→ Dataset rows about figures
▼
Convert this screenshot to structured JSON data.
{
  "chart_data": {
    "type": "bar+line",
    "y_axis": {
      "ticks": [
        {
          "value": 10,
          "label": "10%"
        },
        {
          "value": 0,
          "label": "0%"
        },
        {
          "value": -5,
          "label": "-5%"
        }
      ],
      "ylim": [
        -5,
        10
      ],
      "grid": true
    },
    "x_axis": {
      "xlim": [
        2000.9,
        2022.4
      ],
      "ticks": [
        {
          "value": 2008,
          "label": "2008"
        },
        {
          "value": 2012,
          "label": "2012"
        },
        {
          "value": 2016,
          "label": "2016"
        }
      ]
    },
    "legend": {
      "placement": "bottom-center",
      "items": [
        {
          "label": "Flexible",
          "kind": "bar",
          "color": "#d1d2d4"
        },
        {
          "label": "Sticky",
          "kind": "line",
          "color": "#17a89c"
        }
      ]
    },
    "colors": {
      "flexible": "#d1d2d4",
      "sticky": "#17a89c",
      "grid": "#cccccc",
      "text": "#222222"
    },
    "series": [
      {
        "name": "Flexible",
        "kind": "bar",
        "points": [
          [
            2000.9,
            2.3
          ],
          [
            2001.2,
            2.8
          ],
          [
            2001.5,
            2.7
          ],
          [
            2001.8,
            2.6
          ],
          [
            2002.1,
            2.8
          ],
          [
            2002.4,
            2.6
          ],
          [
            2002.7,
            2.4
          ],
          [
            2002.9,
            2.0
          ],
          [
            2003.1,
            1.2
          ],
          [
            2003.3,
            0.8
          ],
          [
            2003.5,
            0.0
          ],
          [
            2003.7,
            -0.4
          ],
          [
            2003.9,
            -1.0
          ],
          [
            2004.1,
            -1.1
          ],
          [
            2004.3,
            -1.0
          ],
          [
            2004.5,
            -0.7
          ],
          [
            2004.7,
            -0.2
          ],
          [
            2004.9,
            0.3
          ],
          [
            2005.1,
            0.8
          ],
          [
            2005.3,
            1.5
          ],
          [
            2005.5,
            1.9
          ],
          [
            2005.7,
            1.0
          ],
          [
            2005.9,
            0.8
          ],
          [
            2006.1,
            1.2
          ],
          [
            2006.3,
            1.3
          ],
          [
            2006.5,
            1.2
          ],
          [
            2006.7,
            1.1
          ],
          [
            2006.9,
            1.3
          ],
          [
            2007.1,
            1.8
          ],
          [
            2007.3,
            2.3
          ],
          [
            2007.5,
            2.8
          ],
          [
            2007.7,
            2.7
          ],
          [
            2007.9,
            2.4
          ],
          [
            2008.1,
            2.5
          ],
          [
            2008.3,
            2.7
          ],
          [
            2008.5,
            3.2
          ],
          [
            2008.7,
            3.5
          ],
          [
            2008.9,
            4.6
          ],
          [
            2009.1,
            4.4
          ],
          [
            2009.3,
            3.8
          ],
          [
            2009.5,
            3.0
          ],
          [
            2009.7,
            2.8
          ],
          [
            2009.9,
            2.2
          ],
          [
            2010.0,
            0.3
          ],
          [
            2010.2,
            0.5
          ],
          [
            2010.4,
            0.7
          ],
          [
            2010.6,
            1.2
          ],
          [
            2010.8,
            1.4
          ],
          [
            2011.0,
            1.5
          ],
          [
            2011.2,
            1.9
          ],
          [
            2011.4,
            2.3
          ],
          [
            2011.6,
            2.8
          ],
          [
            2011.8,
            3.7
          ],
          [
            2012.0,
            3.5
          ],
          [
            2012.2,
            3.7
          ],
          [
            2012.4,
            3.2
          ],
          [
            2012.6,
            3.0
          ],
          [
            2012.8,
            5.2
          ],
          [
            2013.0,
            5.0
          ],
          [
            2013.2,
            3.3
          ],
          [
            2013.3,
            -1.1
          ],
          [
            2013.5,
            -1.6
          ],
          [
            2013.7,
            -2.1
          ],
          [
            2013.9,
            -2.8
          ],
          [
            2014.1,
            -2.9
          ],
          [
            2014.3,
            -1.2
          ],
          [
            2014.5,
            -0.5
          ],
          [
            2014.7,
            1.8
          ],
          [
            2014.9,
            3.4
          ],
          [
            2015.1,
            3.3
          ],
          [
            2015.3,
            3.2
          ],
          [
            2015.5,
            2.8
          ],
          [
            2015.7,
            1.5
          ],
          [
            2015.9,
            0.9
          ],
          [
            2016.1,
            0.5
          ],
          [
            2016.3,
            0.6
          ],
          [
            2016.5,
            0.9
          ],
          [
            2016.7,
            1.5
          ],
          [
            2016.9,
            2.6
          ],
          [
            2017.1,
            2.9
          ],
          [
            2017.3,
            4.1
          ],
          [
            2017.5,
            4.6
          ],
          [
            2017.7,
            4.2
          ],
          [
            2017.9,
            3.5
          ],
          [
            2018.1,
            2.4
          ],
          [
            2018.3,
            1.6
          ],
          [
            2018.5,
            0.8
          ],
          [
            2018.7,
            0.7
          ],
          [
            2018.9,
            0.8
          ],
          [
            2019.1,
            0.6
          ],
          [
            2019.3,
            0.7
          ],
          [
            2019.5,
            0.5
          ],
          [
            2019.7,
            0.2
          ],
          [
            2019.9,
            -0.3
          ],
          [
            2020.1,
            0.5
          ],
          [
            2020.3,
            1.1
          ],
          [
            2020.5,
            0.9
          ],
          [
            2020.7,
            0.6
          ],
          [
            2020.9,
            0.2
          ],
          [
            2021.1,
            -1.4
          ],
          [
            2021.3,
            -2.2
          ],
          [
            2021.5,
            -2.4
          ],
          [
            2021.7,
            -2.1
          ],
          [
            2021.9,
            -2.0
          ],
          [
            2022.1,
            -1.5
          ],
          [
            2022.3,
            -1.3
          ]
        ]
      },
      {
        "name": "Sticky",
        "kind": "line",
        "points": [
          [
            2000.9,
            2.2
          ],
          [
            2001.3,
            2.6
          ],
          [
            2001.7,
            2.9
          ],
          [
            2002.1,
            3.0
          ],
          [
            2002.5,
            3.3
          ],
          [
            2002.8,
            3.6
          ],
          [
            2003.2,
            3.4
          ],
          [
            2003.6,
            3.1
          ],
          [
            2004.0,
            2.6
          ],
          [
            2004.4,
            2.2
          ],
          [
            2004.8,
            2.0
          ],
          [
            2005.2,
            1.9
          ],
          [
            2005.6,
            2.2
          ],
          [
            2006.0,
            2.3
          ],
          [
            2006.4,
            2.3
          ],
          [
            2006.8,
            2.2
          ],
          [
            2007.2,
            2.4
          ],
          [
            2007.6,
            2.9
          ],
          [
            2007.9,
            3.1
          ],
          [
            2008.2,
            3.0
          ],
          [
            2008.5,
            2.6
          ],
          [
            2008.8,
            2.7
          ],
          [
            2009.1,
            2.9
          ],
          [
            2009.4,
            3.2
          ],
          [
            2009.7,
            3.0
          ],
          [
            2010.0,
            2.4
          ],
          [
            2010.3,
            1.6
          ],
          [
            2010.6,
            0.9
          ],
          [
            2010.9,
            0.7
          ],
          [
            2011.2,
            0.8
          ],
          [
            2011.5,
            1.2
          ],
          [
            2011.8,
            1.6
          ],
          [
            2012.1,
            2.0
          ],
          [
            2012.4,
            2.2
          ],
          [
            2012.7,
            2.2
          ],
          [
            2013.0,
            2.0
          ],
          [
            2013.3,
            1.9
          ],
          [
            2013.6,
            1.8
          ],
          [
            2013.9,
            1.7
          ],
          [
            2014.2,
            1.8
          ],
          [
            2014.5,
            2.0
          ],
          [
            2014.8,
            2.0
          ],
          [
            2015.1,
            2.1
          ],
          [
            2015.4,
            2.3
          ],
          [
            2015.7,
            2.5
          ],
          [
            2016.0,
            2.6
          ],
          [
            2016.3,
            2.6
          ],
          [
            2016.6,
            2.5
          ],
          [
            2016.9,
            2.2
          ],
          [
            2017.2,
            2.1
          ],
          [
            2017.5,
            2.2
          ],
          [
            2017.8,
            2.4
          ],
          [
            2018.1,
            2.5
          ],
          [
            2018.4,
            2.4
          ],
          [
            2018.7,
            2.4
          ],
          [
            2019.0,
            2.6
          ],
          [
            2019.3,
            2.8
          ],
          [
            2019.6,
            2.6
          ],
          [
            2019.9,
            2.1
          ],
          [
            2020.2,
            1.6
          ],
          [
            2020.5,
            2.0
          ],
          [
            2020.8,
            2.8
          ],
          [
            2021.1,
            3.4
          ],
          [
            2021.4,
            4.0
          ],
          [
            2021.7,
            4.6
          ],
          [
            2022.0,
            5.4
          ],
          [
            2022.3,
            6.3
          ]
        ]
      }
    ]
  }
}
▲
→ SET EXERCISE
The required output is the number of lines containing the word "value", and nothing besides.

→ SOLUTION
6